▸ Request
Copy the lines verbatim, beginning with the line that contains "What data populates" and continuing through the end of the data, and only those lines.

▸ Given information
··········
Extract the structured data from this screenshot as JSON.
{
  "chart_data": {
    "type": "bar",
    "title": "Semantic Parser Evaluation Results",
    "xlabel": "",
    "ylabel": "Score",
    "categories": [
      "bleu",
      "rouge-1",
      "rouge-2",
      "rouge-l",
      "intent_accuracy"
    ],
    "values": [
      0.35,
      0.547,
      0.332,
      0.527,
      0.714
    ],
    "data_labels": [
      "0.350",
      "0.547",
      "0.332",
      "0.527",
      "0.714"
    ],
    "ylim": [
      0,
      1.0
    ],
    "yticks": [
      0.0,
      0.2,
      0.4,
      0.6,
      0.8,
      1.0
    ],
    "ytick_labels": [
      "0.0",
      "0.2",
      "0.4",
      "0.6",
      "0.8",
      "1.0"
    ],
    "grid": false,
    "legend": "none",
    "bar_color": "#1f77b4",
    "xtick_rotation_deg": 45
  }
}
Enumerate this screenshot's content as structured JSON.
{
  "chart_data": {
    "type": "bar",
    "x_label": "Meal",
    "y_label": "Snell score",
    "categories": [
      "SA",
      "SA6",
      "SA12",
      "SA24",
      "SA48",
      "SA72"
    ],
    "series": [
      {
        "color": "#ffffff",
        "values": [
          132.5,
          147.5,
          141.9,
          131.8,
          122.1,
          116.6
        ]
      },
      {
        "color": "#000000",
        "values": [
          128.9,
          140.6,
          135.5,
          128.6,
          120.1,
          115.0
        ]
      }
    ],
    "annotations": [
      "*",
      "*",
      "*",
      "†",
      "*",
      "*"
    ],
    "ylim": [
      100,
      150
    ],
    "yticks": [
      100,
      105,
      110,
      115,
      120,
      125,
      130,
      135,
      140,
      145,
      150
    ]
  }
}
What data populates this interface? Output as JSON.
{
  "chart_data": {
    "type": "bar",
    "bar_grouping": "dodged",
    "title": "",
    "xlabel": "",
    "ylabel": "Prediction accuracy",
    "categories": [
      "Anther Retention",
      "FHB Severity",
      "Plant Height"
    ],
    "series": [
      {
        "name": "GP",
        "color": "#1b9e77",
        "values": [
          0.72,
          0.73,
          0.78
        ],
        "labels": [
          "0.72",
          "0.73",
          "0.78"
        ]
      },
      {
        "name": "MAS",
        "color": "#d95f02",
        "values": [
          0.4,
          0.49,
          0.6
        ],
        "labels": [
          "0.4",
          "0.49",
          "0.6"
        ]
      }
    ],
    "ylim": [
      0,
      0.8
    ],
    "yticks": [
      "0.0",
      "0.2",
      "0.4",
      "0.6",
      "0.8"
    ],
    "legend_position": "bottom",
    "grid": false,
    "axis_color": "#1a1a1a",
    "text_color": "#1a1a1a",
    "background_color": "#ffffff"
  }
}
··········
▸ Task solution
What data populates this interface? Output as JSON.
{
  "chart_data": {
    "type": "bar",
    "bar_grouping": "dodged",
    "title": "",
    "xlabel": "",
    "ylabel": "Prediction accuracy",
    "categories": [
      "Anther Retention",
      "FHB Severity",
      "Plant Height"
    ],
    "series": [
      {
        "name": "GP",
        "color": "#1b9e77",
        "values": [
          0.72,
          0.73,
          0.78
        ],
        "labels": [
          "0.72",
          "0.73",
          "0.78"
        ]
      },
      {
        "name": "MAS",
        "color": "#d95f02",
        "values": [
          0.4,
          0.49,
          0.6
        ],
        "labels": [
          "0.4",
          "0.49",
          "0.6"
        ]
      }
    ],
    "ylim": [
      0,
      0.8
    ],
    "yticks": [
      "0.0",
      "0.2",
      "0.4",
      "0.6",
      "0.8"
    ],
    "legend_position": "bottom",
    "grid": false,
    "axis_color": "#1a1a1a",
    "text_color": "#1a1a1a",
    "background_color": "#ffffff"
  }
}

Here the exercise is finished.